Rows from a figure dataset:
==*==
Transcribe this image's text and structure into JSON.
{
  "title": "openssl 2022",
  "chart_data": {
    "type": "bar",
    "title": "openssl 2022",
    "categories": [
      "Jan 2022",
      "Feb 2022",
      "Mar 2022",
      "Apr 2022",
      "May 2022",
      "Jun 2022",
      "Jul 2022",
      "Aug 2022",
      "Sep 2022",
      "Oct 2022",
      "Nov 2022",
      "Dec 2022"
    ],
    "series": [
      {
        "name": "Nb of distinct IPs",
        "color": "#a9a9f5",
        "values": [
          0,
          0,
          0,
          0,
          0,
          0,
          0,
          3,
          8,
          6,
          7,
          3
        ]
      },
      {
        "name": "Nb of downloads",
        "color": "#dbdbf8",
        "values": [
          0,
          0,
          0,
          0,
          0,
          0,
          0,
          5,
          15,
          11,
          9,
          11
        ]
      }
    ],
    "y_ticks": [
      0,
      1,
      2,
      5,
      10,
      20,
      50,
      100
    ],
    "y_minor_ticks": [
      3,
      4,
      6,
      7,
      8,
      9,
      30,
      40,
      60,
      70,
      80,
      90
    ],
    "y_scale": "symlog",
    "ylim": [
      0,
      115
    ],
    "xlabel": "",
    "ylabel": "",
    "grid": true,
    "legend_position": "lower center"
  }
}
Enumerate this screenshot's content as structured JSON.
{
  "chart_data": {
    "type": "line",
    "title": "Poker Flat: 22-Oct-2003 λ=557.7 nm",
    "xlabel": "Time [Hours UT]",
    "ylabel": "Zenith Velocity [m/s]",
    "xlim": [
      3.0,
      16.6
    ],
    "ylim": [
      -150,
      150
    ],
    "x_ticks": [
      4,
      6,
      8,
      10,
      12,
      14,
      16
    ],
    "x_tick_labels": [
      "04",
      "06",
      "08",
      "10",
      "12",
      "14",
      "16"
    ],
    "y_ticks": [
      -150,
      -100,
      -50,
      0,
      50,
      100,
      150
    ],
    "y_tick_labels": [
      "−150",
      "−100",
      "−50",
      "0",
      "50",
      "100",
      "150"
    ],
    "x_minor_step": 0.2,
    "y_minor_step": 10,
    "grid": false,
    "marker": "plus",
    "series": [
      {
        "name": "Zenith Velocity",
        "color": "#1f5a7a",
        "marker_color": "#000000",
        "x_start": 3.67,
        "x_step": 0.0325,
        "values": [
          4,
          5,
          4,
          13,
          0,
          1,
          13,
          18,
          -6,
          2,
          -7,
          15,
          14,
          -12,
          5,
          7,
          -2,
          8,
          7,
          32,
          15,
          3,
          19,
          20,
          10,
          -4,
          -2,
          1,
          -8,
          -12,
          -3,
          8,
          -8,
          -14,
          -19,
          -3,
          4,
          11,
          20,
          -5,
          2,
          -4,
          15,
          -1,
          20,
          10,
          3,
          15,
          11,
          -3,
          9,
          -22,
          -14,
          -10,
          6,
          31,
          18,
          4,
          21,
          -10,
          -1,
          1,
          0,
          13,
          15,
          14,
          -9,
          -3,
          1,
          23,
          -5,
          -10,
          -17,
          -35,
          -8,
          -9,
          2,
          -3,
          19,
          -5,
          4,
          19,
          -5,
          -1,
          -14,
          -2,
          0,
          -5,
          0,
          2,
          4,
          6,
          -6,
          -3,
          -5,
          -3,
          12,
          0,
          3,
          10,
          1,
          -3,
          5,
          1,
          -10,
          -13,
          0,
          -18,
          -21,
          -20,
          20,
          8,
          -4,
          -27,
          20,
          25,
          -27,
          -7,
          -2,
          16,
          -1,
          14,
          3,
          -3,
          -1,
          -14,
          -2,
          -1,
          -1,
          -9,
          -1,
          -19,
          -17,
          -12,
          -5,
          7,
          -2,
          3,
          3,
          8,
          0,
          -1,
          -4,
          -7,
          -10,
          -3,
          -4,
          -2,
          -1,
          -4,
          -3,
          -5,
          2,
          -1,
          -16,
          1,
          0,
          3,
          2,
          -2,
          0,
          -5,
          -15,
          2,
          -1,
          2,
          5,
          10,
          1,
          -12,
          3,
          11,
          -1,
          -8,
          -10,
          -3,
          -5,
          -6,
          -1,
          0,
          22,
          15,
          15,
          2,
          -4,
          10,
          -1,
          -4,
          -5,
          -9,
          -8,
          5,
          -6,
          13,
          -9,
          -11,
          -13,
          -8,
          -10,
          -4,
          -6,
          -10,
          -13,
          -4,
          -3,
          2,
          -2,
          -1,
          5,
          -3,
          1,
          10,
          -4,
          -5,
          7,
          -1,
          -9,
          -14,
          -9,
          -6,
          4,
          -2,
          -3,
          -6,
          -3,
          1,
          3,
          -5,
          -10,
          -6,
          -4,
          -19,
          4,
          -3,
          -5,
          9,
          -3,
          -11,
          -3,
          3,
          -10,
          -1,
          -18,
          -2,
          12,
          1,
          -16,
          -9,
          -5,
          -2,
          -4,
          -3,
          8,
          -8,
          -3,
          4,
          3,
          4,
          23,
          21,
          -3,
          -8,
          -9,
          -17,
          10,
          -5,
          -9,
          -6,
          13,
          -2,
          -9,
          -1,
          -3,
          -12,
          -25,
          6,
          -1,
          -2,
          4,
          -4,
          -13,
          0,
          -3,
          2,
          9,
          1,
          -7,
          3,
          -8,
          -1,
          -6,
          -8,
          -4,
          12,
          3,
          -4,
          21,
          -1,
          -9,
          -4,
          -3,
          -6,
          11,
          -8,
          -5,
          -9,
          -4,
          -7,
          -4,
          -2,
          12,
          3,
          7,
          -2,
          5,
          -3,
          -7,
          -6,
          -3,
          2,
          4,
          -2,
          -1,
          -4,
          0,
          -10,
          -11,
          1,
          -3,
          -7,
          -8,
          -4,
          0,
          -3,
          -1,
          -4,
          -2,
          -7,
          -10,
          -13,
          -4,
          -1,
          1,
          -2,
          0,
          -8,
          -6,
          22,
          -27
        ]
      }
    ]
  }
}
==*==
- [WHAT IS EXPECTED]:
Write out every record shown above, word for word.

- [RESULT]:
Transcribe this image's text and structure into JSON.
{
  "title": "openssl 2022",
  "chart_data": {
    "type": "bar",
    "title": "openssl 2022",
    "categories": [
      "Jan 2022",
      "Feb 2022",
      "Mar 2022",
      "Apr 2022",
      "May 2022",
      "Jun 2022",
      "Jul 2022",
      "Aug 2022",
      "Sep 2022",
      "Oct 2022",
      "Nov 2022",
      "Dec 2022"
    ],
    "series": [
      {
        "name": "Nb of distinct IPs",
        "color": "#a9a9f5",
        "values": [
          0,
          0,
          0,
          0,
          0,
          0,
          0,
          3,
          8,
          6,
          7,
          3
        ]
      },
      {
        "name": "Nb of downloads",
        "color": "#dbdbf8",
        "values": [
          0,
          0,
          0,
          0,
          0,
          0,
          0,
          5,
          15,
          11,
          9,
          11
        ]
      }
    ],
    "y_ticks": [
      0,
      1,
      2,
      5,
      10,
      20,
      50,
      100
    ],
    "y_minor_ticks": [
      3,
      4,
      6,
      7,
      8,
      9,
      30,
      40,
      60,
      70,
      80,
      90
    ],
    "y_scale": "symlog",
    "ylim": [
      0,
      115
    ],
    "xlabel": "",
    "ylabel": "",
    "grid": true,
    "legend_position": "lower center"
  }
}
Enumerate this screenshot's content as structured JSON.
{
  "chart_data": {
    "type": "line",
    "title": "Poker Flat: 22-Oct-2003 λ=557.7 nm",
    "xlabel": "Time [Hours UT]",
    "ylabel": "Zenith Velocity [m/s]",
    "xlim": [
      3.0,
      16.6
    ],
    "ylim": [
      -150,
      150
    ],
    "x_ticks": [
      4,
      6,
      8,
      10,
      12,
      14,
      16
    ],
    "x_tick_labels": [
      "04",
      "06",
      "08",
      "10",
      "12",
      "14",
      "16"
    ],
    "y_ticks": [
      -150,
      -100,
      -50,
      0,
      50,
      100,
      150
    ],
    "y_tick_labels": [
      "−150",
      "−100",
      "−50",
      "0",
      "50",
      "100",
      "150"
    ],
    "x_minor_step": 0.2,
    "y_minor_step": 10,
    "grid": false,
    "marker": "plus",
    "series": [
      {
        "name": "Zenith Velocity",
        "color": "#1f5a7a",
        "marker_color": "#000000",
        "x_start": 3.67,
        "x_step": 0.0325,
        "values": [
          4,
          5,
          4,
          13,
          0,
          1,
          13,
          18,
          -6,
          2,
          -7,
          15,
          14,
          -12,
          5,
          7,
          -2,
          8,
          7,
          32,
          15,
          3,
          19,
          20,
          10,
          -4,
          -2,
          1,
          -8,
          -12,
          -3,
          8,
          -8,
          -14,
          -19,
          -3,
          4,
          11,
          20,
          -5,
          2,
          -4,
          15,
          -1,
          20,
          10,
          3,
          15,
          11,
          -3,
          9,
          -22,
          -14,
          -10,
          6,
          31,
          18,
          4,
          21,
          -10,
          -1,
          1,
          0,
          13,
          15,
          14,
          -9,
          -3,
          1,
          23,
          -5,
          -10,
          -17,
          -35,
          -8,
          -9,
          2,
          -3,
          19,
          -5,
          4,
          19,
          -5,
          -1,
          -14,
          -2,
          0,
          -5,
          0,
          2,
          4,
          6,
          -6,
          -3,
          -5,
          -3,
          12,
          0,
          3,
          10,
          1,
          -3,
          5,
          1,
          -10,
          -13,
          0,
          -18,
          -21,
          -20,
          20,
          8,
          -4,
          -27,
          20,
          25,
          -27,
          -7,
          -2,
          16,
          -1,
          14,
          3,
          -3,
          -1,
          -14,
          -2,
          -1,
          -1,
          -9,
          -1,
          -19,
          -17,
          -12,
          -5,
          7,
          -2,
          3,
          3,
          8,
          0,
          -1,
          -4,
          -7,
          -10,
          -3,
          -4,
          -2,
          -1,
          -4,
          -3,
          -5,
          2,
          -1,
          -16,
          1,
          0,
          3,
          2,
          -2,
          0,
          -5,
          -15,
          2,
          -1,
          2,
          5,
          10,
          1,
          -12,
          3,
          11,
          -1,
          -8,
          -10,
          -3,
          -5,
          -6,
          -1,
          0,
          22,
          15,
          15,
          2,
          -4,
          10,
          -1,
          -4,
          -5,
          -9,
          -8,
          5,
          -6,
          13,
          -9,
          -11,
          -13,
          -8,
          -10,
          -4,
          -6,
          -10,
          -13,
          -4,
          -3,
          2,
          -2,
          -1,
          5,
          -3,
          1,
          10,
          -4,
          -5,
          7,
          -1,
          -9,
          -14,
          -9,
          -6,
          4,
          -2,
          -3,
          -6,
          -3,
          1,
          3,
          -5,
          -10,
          -6,
          -4,
          -19,
          4,
          -3,
          -5,
          9,
          -3,
          -11,
          -3,
          3,
          -10,
          -1,
          -18,
          -2,
          12,
          1,
          -16,
          -9,
          -5,
          -2,
          -4,
          -3,
          8,
          -8,
          -3,
          4,
          3,
          4,
          23,
          21,
          -3,
          -8,
          -9,
          -17,
          10,
          -5,
          -9,
          -6,
          13,
          -2,
          -9,
          -1,
          -3,
          -12,
          -25,
          6,
          -1,
          -2,
          4,
          -4,
          -13,
          0,
          -3,
          2,
          9,
          1,
          -7,
          3,
          -8,
          -1,
          -6,
          -8,
          -4,
          12,
          3,
          -4,
          21,
          -1,
          -9,
          -4,
          -3,
          -6,
          11,
          -8,
          -5,
          -9,
          -4,
          -7,
          -4,
          -2,
          12,
          3,
          7,
          -2,
          5,
          -3,
          -7,
          -6,
          -3,
          2,
          4,
          -2,
          -1,
          -4,
          0,
          -10,
          -11,
          1,
          -3,
          -7,
          -8,
          -4,
          0,
          -3,
          -1,
          -4,
          -2,
          -7,
          -10,
          -13,
          -4,
          -1,
          1,
          -2,
          0,
          -8,
          -6,
          22,
          -27
        ]
      }
    ]
  }
}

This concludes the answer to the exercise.